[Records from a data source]
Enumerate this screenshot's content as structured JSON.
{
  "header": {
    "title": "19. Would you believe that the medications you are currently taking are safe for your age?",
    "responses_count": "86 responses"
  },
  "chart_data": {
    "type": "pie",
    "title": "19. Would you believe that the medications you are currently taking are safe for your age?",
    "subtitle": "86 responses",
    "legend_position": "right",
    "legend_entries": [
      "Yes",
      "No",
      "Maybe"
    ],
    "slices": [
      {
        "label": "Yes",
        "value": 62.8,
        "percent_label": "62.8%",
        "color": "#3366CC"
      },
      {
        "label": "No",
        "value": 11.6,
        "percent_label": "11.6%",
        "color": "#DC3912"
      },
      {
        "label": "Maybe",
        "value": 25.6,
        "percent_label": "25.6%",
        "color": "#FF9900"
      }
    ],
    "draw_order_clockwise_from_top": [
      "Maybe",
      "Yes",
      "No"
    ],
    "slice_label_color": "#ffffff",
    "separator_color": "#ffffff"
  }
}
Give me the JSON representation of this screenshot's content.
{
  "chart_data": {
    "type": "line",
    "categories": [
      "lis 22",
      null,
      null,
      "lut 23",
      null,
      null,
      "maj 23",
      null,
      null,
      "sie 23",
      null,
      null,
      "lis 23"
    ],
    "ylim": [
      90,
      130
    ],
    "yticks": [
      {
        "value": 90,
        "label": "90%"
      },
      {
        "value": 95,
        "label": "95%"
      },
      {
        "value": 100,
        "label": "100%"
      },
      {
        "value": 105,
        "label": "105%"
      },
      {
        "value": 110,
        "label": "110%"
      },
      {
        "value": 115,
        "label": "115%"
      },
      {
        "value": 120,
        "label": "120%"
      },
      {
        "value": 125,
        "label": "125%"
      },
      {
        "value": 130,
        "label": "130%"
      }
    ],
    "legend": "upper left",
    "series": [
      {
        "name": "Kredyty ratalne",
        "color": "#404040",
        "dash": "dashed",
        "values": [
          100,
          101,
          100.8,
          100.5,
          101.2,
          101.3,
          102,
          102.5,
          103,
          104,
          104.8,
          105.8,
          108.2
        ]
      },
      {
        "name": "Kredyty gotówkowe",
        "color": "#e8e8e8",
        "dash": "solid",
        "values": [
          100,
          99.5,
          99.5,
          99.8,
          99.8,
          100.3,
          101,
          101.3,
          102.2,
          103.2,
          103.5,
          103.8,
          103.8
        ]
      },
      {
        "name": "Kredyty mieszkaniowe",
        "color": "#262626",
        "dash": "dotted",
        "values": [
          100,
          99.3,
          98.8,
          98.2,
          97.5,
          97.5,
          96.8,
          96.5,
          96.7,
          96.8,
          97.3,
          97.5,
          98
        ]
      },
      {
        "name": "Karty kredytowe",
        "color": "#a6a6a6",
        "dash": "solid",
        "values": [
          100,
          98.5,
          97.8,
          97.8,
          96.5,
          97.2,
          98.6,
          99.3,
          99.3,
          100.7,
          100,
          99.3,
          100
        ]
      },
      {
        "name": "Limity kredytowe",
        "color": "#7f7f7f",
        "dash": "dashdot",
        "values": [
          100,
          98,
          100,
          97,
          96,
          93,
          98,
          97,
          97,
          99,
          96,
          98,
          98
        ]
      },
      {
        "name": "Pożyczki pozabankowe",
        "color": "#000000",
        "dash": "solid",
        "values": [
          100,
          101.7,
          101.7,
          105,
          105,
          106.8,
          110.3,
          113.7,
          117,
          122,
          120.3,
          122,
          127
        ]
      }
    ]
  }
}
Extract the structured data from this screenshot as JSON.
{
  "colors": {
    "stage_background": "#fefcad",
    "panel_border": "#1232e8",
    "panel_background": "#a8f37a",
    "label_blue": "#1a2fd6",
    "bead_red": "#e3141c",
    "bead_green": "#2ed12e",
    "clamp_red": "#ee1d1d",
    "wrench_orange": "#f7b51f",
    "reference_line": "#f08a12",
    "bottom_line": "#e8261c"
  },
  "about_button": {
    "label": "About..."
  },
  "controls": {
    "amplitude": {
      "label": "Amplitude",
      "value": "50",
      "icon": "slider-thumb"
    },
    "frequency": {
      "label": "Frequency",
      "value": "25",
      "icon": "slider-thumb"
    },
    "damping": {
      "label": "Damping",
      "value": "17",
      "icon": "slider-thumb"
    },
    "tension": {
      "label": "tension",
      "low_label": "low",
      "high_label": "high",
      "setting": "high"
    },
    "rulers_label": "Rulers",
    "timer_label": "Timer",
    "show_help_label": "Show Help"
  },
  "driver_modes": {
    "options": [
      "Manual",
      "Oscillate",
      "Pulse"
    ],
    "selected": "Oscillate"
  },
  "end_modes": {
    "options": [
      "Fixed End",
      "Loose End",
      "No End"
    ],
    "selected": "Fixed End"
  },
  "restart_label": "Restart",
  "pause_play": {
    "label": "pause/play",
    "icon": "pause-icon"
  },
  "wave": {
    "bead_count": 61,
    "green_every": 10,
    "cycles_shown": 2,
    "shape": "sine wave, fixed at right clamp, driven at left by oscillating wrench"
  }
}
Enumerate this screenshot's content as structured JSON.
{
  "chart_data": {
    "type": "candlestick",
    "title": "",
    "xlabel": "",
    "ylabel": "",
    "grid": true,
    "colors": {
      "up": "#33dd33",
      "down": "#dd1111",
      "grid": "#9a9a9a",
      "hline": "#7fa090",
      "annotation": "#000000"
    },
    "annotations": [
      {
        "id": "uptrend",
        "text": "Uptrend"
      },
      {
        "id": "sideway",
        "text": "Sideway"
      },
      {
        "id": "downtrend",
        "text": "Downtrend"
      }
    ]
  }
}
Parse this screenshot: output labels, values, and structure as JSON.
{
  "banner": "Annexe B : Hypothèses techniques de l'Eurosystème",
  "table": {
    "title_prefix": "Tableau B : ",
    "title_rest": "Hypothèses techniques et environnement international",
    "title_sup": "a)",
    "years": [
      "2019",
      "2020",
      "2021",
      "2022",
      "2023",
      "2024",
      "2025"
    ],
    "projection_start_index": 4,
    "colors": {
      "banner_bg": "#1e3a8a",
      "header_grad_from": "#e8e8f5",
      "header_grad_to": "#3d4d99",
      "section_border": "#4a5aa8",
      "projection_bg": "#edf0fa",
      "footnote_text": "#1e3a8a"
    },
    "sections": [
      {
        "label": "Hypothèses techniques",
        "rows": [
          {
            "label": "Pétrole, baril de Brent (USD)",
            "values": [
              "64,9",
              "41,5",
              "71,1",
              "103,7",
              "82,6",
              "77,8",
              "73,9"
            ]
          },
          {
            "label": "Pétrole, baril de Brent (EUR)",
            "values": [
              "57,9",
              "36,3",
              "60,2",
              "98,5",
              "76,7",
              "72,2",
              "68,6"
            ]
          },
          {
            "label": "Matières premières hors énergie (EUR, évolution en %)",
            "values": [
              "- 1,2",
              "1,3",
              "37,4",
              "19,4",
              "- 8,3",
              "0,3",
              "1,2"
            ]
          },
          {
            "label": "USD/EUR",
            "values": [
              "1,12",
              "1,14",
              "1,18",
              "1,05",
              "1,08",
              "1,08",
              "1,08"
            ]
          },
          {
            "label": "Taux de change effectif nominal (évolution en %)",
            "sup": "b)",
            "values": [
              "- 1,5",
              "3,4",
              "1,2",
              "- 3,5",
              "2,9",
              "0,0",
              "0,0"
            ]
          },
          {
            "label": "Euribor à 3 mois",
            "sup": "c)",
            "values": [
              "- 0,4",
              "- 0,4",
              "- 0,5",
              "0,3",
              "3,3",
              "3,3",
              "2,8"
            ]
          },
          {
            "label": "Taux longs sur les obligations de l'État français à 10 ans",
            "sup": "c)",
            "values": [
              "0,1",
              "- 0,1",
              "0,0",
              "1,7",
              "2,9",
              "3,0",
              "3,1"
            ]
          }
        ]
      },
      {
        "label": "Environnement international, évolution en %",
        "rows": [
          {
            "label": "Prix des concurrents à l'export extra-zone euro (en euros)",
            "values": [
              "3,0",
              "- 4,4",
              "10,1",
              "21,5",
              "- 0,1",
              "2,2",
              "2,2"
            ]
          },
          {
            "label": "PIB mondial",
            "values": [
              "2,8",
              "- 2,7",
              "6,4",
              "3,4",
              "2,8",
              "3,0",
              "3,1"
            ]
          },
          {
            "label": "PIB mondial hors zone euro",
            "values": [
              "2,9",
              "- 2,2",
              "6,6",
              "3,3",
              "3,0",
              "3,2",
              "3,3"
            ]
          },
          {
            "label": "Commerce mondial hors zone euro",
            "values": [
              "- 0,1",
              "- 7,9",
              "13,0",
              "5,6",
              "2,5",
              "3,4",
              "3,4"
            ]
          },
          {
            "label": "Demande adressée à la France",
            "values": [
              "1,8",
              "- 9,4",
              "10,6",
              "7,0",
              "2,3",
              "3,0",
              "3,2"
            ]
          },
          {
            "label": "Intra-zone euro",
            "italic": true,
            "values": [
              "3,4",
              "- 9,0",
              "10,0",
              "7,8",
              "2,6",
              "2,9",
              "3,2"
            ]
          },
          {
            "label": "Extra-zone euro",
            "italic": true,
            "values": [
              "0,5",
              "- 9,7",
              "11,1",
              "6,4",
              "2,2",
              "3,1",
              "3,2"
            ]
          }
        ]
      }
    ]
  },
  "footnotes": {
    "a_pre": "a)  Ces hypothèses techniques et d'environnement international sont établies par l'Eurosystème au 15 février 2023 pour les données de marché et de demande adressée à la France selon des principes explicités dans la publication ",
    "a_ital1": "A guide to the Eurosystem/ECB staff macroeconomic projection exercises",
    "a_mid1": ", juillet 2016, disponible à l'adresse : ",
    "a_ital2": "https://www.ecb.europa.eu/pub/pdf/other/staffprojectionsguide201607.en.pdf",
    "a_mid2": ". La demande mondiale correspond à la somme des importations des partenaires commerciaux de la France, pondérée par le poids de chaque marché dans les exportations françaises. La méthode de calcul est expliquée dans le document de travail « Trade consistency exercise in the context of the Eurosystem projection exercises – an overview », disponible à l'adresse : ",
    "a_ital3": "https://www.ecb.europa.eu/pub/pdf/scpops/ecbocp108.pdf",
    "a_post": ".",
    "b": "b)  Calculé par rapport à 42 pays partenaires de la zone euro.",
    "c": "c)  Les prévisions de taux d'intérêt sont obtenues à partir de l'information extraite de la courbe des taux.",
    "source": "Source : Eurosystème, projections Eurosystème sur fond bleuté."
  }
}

[WRITTEN TASK] From the listing above, copy every line that holds the string "évolution".

[OUTPUT FOR THIS EXERCISE]
            "label": "Matières premières hors énergie (EUR, évolution en %)",
            "label": "Taux de change effectif nominal (évolution en %)",
        "label": "Environnement international, évolution en %",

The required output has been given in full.